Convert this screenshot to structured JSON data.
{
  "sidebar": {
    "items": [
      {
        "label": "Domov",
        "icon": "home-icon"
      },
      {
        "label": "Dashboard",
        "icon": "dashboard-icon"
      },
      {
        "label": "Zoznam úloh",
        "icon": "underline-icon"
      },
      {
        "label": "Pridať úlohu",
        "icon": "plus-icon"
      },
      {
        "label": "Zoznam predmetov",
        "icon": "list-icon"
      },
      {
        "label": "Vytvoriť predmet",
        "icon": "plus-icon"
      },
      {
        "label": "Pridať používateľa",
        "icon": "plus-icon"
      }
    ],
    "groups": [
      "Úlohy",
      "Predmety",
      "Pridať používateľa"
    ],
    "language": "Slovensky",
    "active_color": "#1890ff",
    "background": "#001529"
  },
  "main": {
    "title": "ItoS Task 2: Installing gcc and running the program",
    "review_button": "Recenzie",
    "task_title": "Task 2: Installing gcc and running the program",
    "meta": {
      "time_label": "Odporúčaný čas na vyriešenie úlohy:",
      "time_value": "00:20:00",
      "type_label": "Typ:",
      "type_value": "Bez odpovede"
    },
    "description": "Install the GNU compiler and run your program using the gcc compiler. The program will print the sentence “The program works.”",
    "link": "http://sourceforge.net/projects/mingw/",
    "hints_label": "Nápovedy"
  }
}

────────

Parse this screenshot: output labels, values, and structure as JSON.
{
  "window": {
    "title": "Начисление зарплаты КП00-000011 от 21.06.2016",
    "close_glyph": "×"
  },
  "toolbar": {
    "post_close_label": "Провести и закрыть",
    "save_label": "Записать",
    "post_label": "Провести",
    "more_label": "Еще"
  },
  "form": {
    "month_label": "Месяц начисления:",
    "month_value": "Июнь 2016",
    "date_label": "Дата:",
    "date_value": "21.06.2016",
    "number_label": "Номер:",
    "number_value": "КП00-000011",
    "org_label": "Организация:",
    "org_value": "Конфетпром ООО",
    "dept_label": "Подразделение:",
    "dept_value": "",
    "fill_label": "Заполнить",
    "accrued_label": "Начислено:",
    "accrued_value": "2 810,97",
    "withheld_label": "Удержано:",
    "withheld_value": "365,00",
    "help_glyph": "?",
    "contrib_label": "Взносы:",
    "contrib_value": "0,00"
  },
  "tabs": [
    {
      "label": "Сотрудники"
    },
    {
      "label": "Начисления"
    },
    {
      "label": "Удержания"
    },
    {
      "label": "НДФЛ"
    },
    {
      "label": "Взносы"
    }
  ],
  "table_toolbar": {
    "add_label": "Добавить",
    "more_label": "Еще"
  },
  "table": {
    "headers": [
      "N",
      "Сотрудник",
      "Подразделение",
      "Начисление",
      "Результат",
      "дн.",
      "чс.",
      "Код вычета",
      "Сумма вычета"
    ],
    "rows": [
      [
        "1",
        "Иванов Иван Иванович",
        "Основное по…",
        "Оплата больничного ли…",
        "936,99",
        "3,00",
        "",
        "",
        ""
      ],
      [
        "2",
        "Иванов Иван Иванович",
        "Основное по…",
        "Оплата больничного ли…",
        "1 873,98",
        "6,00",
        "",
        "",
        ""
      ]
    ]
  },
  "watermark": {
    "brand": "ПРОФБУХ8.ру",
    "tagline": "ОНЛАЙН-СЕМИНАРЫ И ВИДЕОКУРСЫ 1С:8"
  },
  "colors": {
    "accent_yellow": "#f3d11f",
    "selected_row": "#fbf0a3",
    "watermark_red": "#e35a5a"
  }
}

────────

Description of the task:
Gather every line from the entries above where the word "Начисление" appears, and copy them.

Full answer:
    "title": "Начисление зарплаты КП00-000011 от 21.06.2016",
      "Начисление",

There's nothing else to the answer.